● **TASK DESCRIPTION**
Return, word for word, the lines from the one containing "grid-row (19, 914, 910, 956)" through the one containing "805, 853, 820)", with both of those lines included.

● **INPUT RECORDS**
----------------------------------------

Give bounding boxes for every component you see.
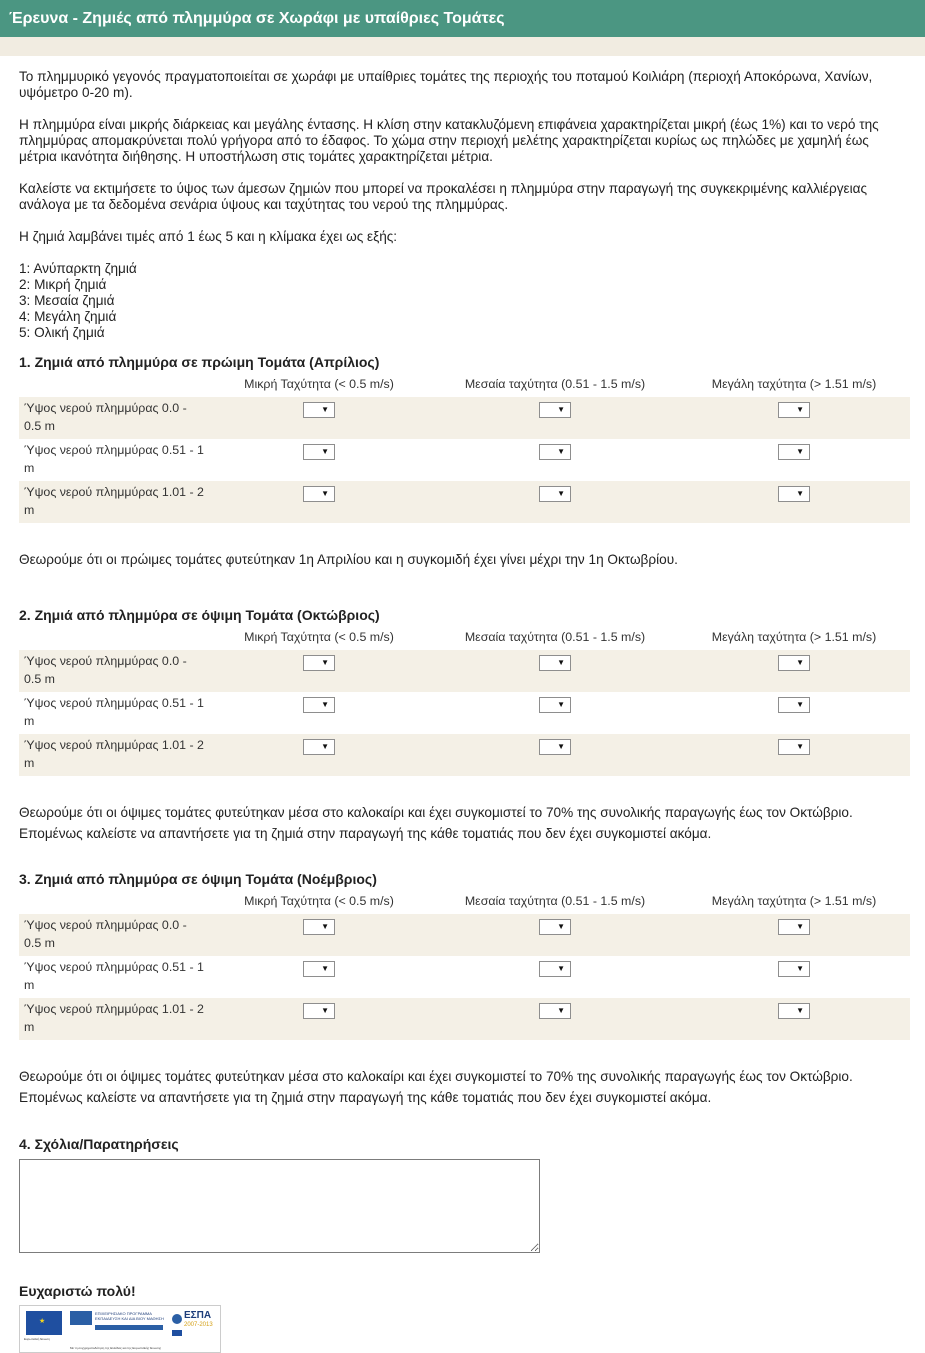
grid-row (19, 914, 910, 956)
intro-paragraph: Η πλημμύρα είναι μικρής διάρκειας και μεγάλης έντασης. Η κλίση στην κατακλυζόμενη επιφάνεια χαρακτηρίζεται μικρή (έως 1%) και το νερό της πλημμύρας απομακρύνεται πολύ γρήγορα από το έδαφος. Το χώμα στην περιοχή μελέτης χαρακτηρίζεται κυρίως ως πηλώδες με χαμηλή έως μέτρια ικανότητα διήθησης. Η υποστήλωση στις τομάτες χαρακτηρίζεται μέτρια. (19, 117, 879, 164)
damage-select[interactable] (778, 961, 810, 977)
eu-small-flag-icon (172, 1330, 182, 1336)
triangle-down-icon: ▼ (796, 700, 804, 709)
triangle-down-icon: ▼ (557, 1006, 565, 1015)
column-header: Μεγάλη ταχύτητα (> 1.51 m/s) (711, 894, 877, 908)
note-line: Θεωρούμε ότι οι όψιμες τομάτες φυτεύτηκαν μέσα στο καλοκαίρι και έχει συγκομιστεί το 70% της συνολικής παραγωγής έως τον Οκτώβριο. (19, 805, 853, 820)
triangle-down-icon: ▼ (557, 447, 565, 456)
damage-select[interactable] (778, 486, 810, 502)
triangle-down-icon: ▼ (557, 964, 565, 973)
question-1-grid (19, 377, 910, 523)
row-label: Ύψος νερού πλημμύρας 0.51 - 1 m (24, 960, 204, 992)
grid-row (19, 481, 910, 523)
question-note (19, 549, 910, 570)
scale-item: 3: Μεσαία ζημιά (19, 293, 115, 308)
question-1 (19, 354, 910, 570)
damage-select[interactable] (539, 739, 571, 755)
damage-select[interactable] (303, 1003, 335, 1019)
triangle-down-icon: ▼ (321, 658, 329, 667)
triangle-down-icon: ▼ (796, 447, 804, 456)
triangle-down-icon: ▼ (557, 658, 565, 667)
column-header: Μικρή Ταχύτητα (< 0.5 m/s) (244, 630, 394, 644)
triangle-down-icon: ▼ (796, 1006, 804, 1015)
column-header: Μεσαία ταχύτητα (0.51 - 1.5 m/s) (464, 377, 646, 391)
survey-content (0, 69, 925, 1353)
eu-label: Ευρωπαϊκή Ένωση (24, 1337, 50, 1341)
row-label: Ύψος νερού πλημμύρας 0.0 - 0.5 m (19, 650, 206, 692)
intro-section (19, 69, 910, 341)
triangle-down-icon: ▼ (321, 405, 329, 414)
question-2-grid (19, 630, 910, 776)
column-header: Μεσαία ταχύτητα (0.51 - 1.5 m/s) (464, 630, 646, 644)
damage-select[interactable] (778, 444, 810, 460)
note-line: Επομένως καλείστε να απαντήσετε για τη ζημιά στην παραγωγή της κάθε τοματιάς που δεν έχει συγκομιστεί ακόμα. (19, 1090, 712, 1105)
question-note (19, 1066, 910, 1108)
question-title: 1. Ζημιά από πλημμύρα σε πρώιμη Τομάτα (Απρίλιος) (19, 354, 380, 370)
row-label: Ύψος νερού πλημμύρας 1.01 - 2 m (19, 734, 206, 776)
triangle-down-icon: ▼ (321, 447, 329, 456)
note-line: Επομένως καλείστε να απαντήσετε για τη ζημιά στην παραγωγή της κάθε τοματιάς που δεν έχει συγκομιστεί ακόμα. (19, 826, 712, 841)
damage-select[interactable] (539, 486, 571, 502)
grid-row (19, 397, 910, 439)
damage-select[interactable] (539, 1003, 571, 1019)
scale-item: 5: Ολική ζημιά (19, 325, 105, 340)
triangle-down-icon: ▼ (557, 489, 565, 498)
espa-years: 2007-2013 (184, 1322, 213, 1328)
damage-select[interactable] (778, 655, 810, 671)
espa-label: ΕΣΠΑ (184, 1310, 212, 1321)
page-title: Έρευνα - Ζημιές από πλημμύρα σε Χωράφι με υπαίθριες Τομάτες (9, 10, 505, 27)
triangle-down-icon: ▼ (557, 922, 565, 931)
comments-textarea[interactable] (19, 1159, 540, 1253)
scale-item: 2: Μικρή ζημιά (19, 277, 107, 292)
question-note (19, 802, 910, 844)
column-header: Μεγάλη ταχύτητα (> 1.51 m/s) (711, 630, 877, 644)
triangle-down-icon: ▼ (321, 922, 329, 931)
thanks-text: Ευχαριστώ πολύ! (19, 1283, 136, 1299)
damage-select[interactable] (303, 961, 335, 977)
espa-logo (172, 1310, 218, 1344)
damage-select[interactable] (778, 1003, 810, 1019)
question-title: 2. Ζημιά από πλημμύρα σε όψιμη Τομάτα (Οκτώβριος) (19, 607, 380, 623)
triangle-down-icon: ▼ (796, 742, 804, 751)
program-badge-icon (70, 1311, 92, 1325)
triangle-down-icon: ▼ (557, 405, 565, 414)
column-header: Μεσαία ταχύτητα (0.51 - 1.5 m/s) (464, 894, 646, 908)
grid-header-row (19, 377, 910, 397)
row-label: Ύψος νερού πλημμύρας 0.0 - 0.5 m (19, 397, 206, 439)
damage-select[interactable] (303, 444, 335, 460)
program-label: ΕΠΙΧΕΙΡΗΣΙΑΚΟ ΠΡΟΓΡΑΜΜΑ ΕΚΠΑΙΔΕΥΣΗ ΚΑΙ ΔΙΑ ΒΙΟΥ ΜΑΘΗΣΗ (95, 1311, 164, 1321)
damage-select[interactable] (778, 697, 810, 713)
column-header: Μικρή Ταχύτητα (< 0.5 m/s) (244, 377, 394, 391)
column-header: Μεγάλη ταχύτητα (> 1.51 m/s) (711, 377, 877, 391)
damage-select[interactable] (303, 655, 335, 671)
triangle-down-icon: ▼ (796, 922, 804, 931)
row-label: Ύψος νερού πλημμύρας 0.51 - 1 m (24, 443, 204, 475)
program-logo (70, 1311, 164, 1333)
damage-select[interactable] (303, 739, 335, 755)
damage-scale-list (19, 261, 910, 341)
page-header (0, 0, 925, 37)
triangle-down-icon: ▼ (321, 964, 329, 973)
row-label: Ύψος νερού πλημμύρας 1.01 - 2 m (19, 998, 206, 1040)
triangle-down-icon: ▼ (557, 700, 565, 709)
grid-row (19, 650, 910, 692)
triangle-down-icon: ▼ (796, 489, 804, 498)
grid-row (19, 692, 910, 734)
question-3 (19, 871, 910, 1108)
question-2 (19, 607, 910, 844)
scale-item: 4: Μεγάλη ζημιά (19, 309, 117, 324)
damage-select[interactable] (778, 919, 810, 935)
triangle-down-icon: ▼ (796, 658, 804, 667)
damage-select[interactable] (778, 402, 810, 418)
question-title: 4. Σχόλια/Παρατηρήσεις (19, 1136, 179, 1152)
intro-paragraph: Το πλημμυρικό γεγονός πραγματοποιείται σε χωράφι με υπαίθριες τομάτες της περιοχής του ποταμού Κοιλιάρη (περιοχή Αποκόρωνα, Χανίων, υψόμετρο 0-20 m). (19, 69, 873, 100)
grid-header-row (19, 894, 910, 914)
header-band (0, 37, 925, 56)
column-header: Μικρή Ταχύτητα (< 0.5 m/s) (244, 894, 394, 908)
damage-select[interactable] (303, 486, 335, 502)
row-label: Ύψος νερού πλημμύρας 0.51 - 1 m (24, 696, 204, 728)
question-4 (19, 1136, 910, 1253)
row-label: Ύψος νερού πλημμύρας 0.0 - 0.5 m (19, 914, 206, 956)
cofunding-note: Με τη συγχρηματοδότηση της Ελλάδας και της Ευρωπαϊκής Ένωσης (70, 1346, 162, 1350)
damage-select[interactable] (539, 961, 571, 977)
row-label: Ύψος νερού πλημμύρας 1.01 - 2 m (19, 481, 206, 523)
intro-paragraph: Καλείστε να εκτιμήσετε το ύψος των άμεσων ζημιών που μπορεί να προκαλέσει η πλημμύρα στην παραγωγή της συγκεκριμένης καλλιέργειας ανάλογα με τα δεδομένα σενάρια ύψους και ταχύτητας του νερού της πλημμύρας. (19, 181, 868, 212)
triangle-down-icon: ▼ (321, 700, 329, 709)
scale-item: 1: Ανύπαρκτη ζημιά (19, 261, 137, 276)
grid-row (19, 956, 910, 998)
triangle-down-icon: ▼ (557, 742, 565, 751)
funding-logos (19, 1305, 221, 1353)
damage-select[interactable] (539, 655, 571, 671)
damage-select[interactable] (539, 402, 571, 418)
damage-select[interactable] (539, 444, 571, 460)
triangle-down-icon: ▼ (321, 1006, 329, 1015)
damage-select[interactable] (539, 919, 571, 935)
grid-row (19, 734, 910, 776)
triangle-down-icon: ▼ (796, 405, 804, 414)
triangle-down-icon: ▼ (796, 964, 804, 973)
eu-flag-icon: ★ (26, 1311, 62, 1335)
damage-select[interactable] (539, 697, 571, 713)
triangle-down-icon: ▼ (321, 489, 329, 498)
damage-select[interactable] (303, 697, 335, 713)
triangle-down-icon: ▼ (321, 742, 329, 751)
damage-select[interactable] (778, 739, 810, 755)
grid-row (19, 439, 910, 481)
question-title: 3. Ζημιά από πλημμύρα σε όψιμη Τομάτα (Νοέμβριος) (19, 871, 377, 887)
note-line: Θεωρούμε ότι οι όψιμες τομάτες φυτεύτηκαν μέσα στο καλοκαίρι και έχει συγκομιστεί το 70% της συνολικής παραγωγής έως τον Οκτώβριο. (19, 1069, 853, 1084)
note-line: Θεωρούμε ότι οι πρώιμες τομάτες φυτεύτηκαν 1η Απριλίου και η συγκομιδή έχει γίνει μέχρι την 1η Οκτωβρίου. (19, 552, 678, 567)
question-3-grid (19, 894, 910, 1040)
damage-select[interactable] (303, 402, 335, 418)
grid-header-row (19, 630, 910, 650)
grid-row (19, 998, 910, 1040)
damage-select[interactable] (303, 919, 335, 935)
espa-circle-icon (172, 1314, 182, 1324)
intro-paragraph: Η ζημιά λαμβάνει τιμές από 1 έως 5 και η κλίμακα έχει ως εξής: (19, 229, 398, 244)
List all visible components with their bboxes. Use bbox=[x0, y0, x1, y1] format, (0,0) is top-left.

----------------------------------------

● **OUTPUT BELOW**
grid-row (19, 914, 910, 956)
intro-paragraph: Η πλημμύρα είναι μικρής διάρκειας και μεγάλης έντασης. Η κλίση στην κατακλυζόμενη επιφάνεια χαρακτηρίζεται μικρή (έως 1%) και το νερό της πλημμύρας απομακρύνεται πολύ γρήγορα από το έδαφος. Το χώμα στην περιοχή μελέτης χαρακτηρίζεται κυρίως ως πηλώδες με χαμηλή έως μέτρια ικανότητα διήθησης. Η υποστήλωση στις τομάτες χαρακτηρίζεται μέτρια. (19, 117, 879, 164)
damage-select[interactable] (778, 961, 810, 977)
eu-small-flag-icon (172, 1330, 182, 1336)
triangle-down-icon: ▼ (796, 700, 804, 709)
triangle-down-icon: ▼ (557, 1006, 565, 1015)
column-header: Μεγάλη ταχύτητα (> 1.51 m/s) (711, 894, 877, 908)
note-line: Θεωρούμε ότι οι όψιμες τομάτες φυτεύτηκαν μέσα στο καλοκαίρι και έχει συγκομιστεί το 70% της συνολικής παραγωγής έως τον Οκτώβριο. (19, 805, 853, 820)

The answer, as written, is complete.